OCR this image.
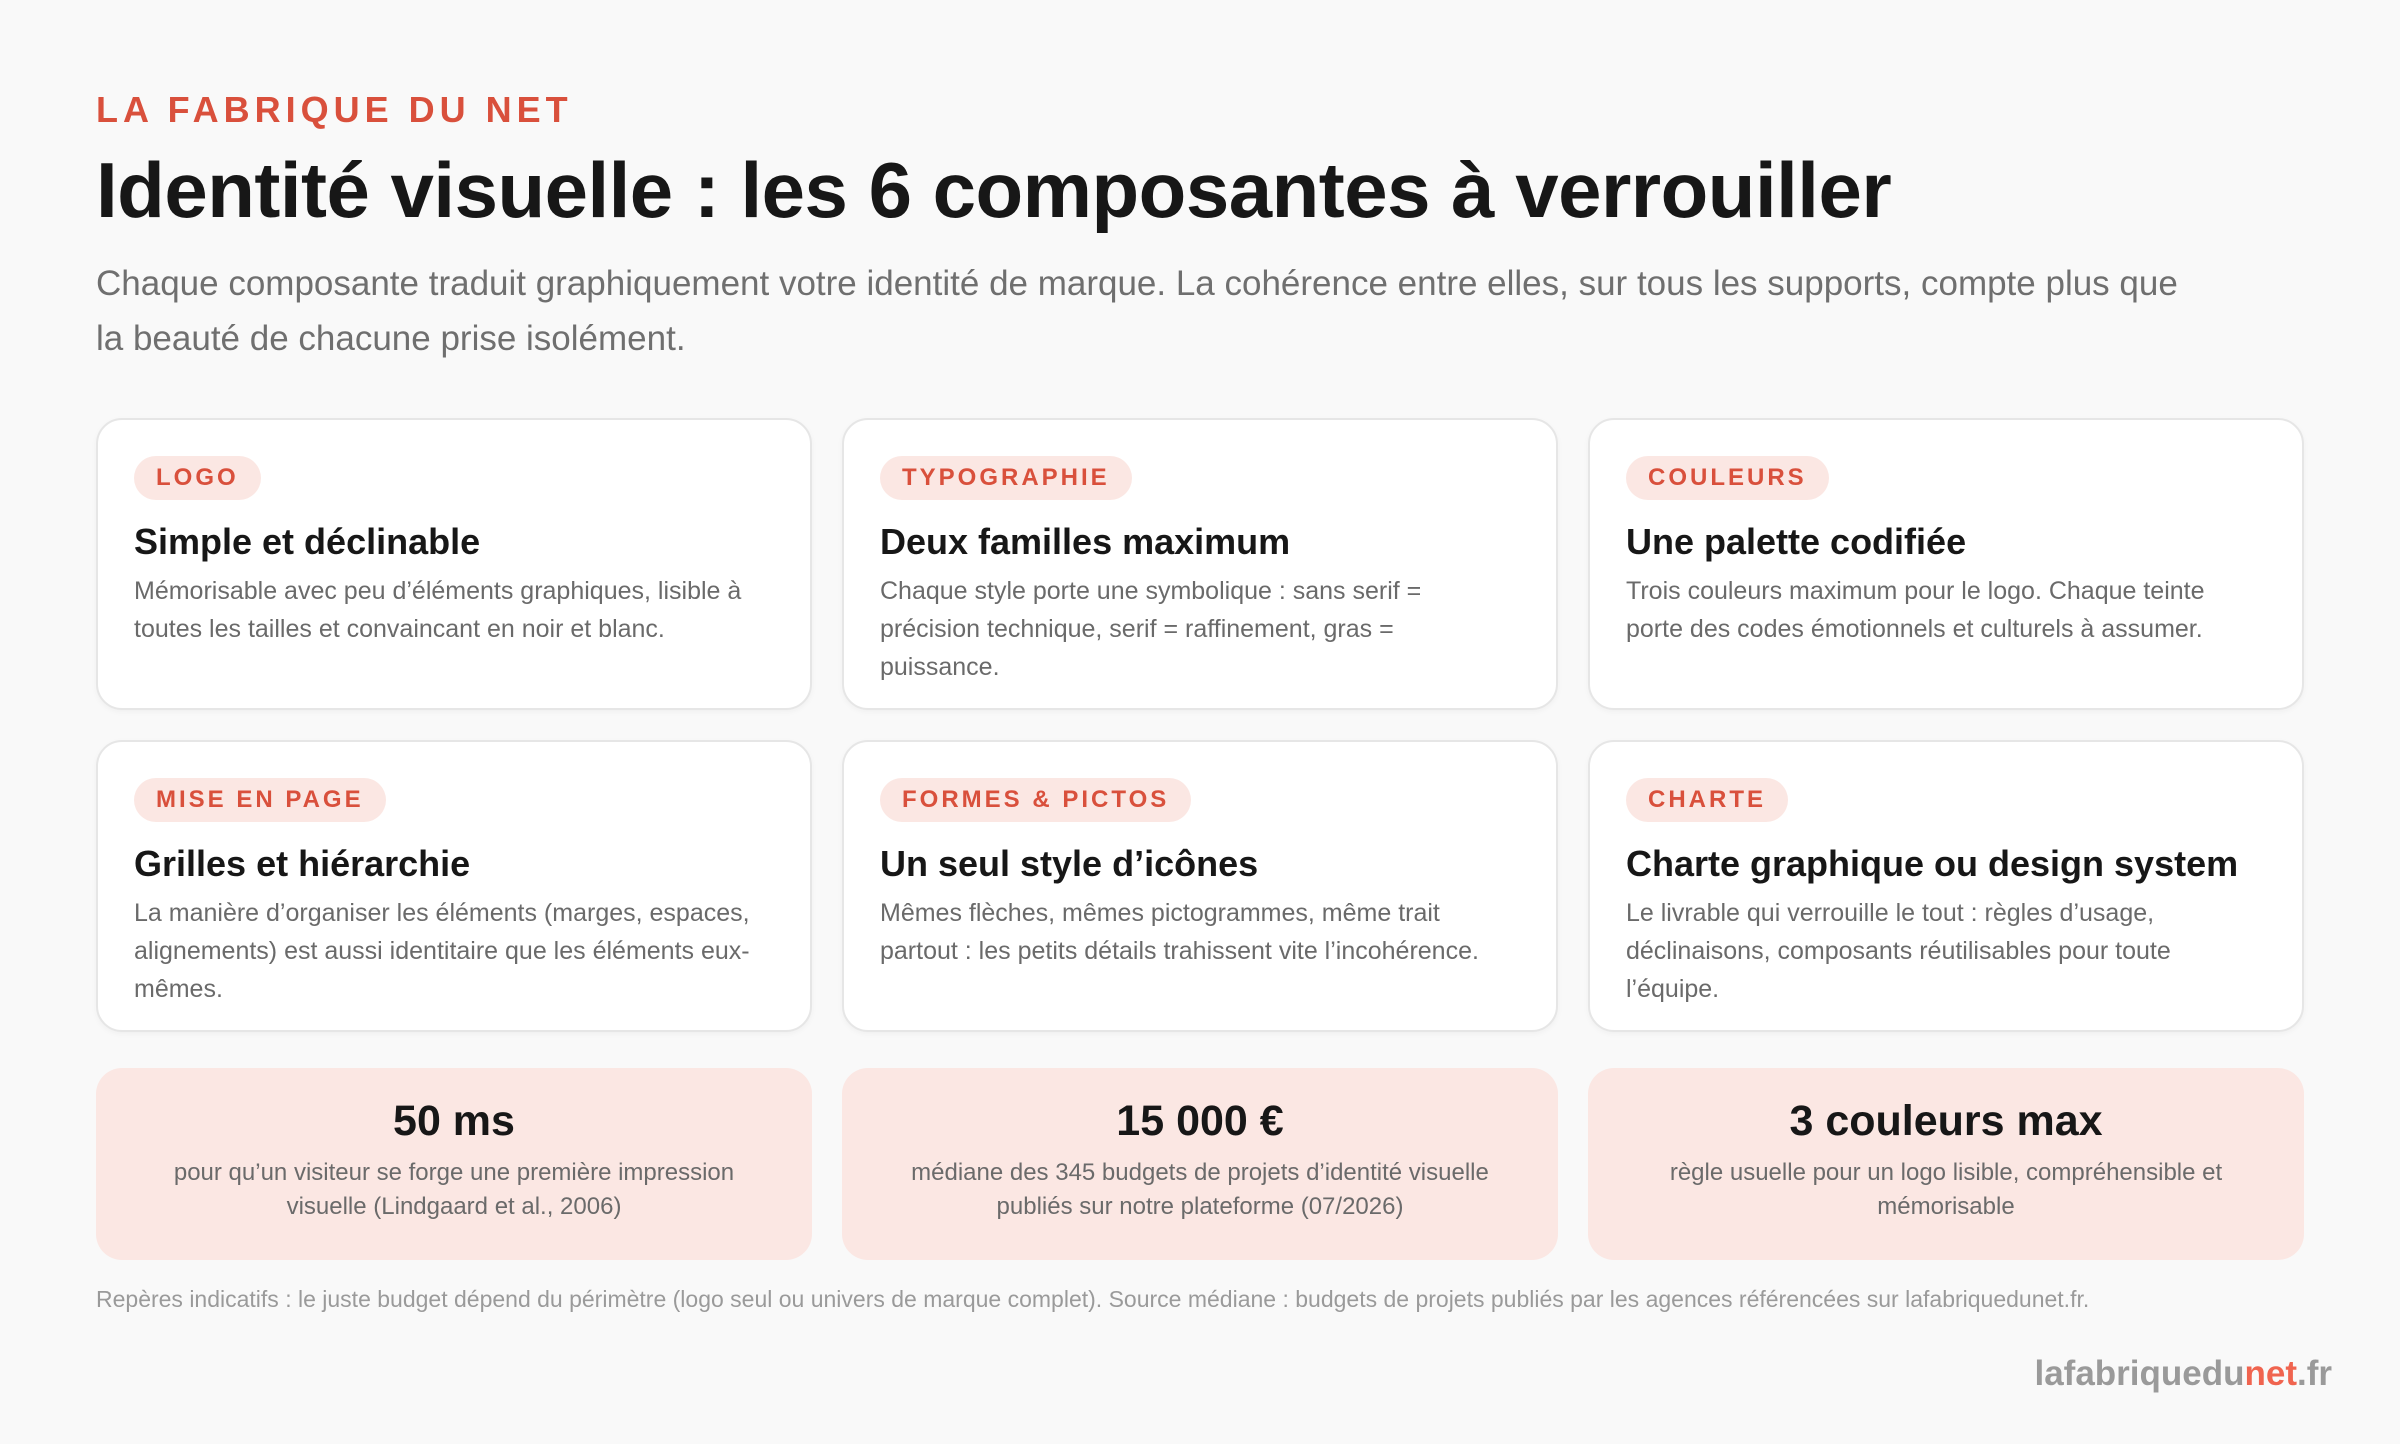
LA FABRIQUE DU NET

Identité visuelle : les 6 composantes à verrouiller

Chaque composante traduit graphiquement votre identité de marque. La cohérence entre elles, sur tous les supports, compte plus que la beauté de chacune prise isolément.

LOGO
Simple et déclinable
Mémorisable avec peu d’éléments graphiques, lisible à toutes les tailles et convaincant en noir et blanc.
TYPOGRAPHIE
Deux familles maximum
Chaque style porte une symbolique : sans serif = précision technique, serif = raffinement, gras = puissance.
COULEURS
Une palette codifiée
Trois couleurs maximum pour le logo. Chaque teinte porte des codes émotionnels et culturels à assumer.
MISE EN PAGE
Grilles et hiérarchie
La manière d’organiser les éléments (marges, espaces, alignements) est aussi identitaire que les éléments eux-mêmes.
FORMES & PICTOS
Un seul style d’icônes
Mêmes flèches, mêmes pictogrammes, même trait partout : les petits détails trahissent vite l’incohérence.
CHARTE
Charte graphique ou design system
Le livrable qui verrouille le tout : règles d’usage, déclinaisons, composants réutilisables pour toute l’équipe.
50 ms
pour qu’un visiteur se forge une première impression visuelle (Lindgaard et al., 2006)
15 000 €
médiane des 345 budgets de projets d’identité visuelle publiés sur notre plateforme (07/2026)
3 couleurs max
règle usuelle pour un logo lisible, compréhensible et mémorisable
Repères indicatifs : le juste budget dépend du périmètre (logo seul ou univers de marque complet). Source médiane : budgets de projets publiés par les agences référencées sur lafabriquedunet.fr.
lafabriquedunet.fr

### DIRECTIVE
Find out how many lines in the listing contain the string "éléments". Give the number alone.

### REPLY TO THE TASK
2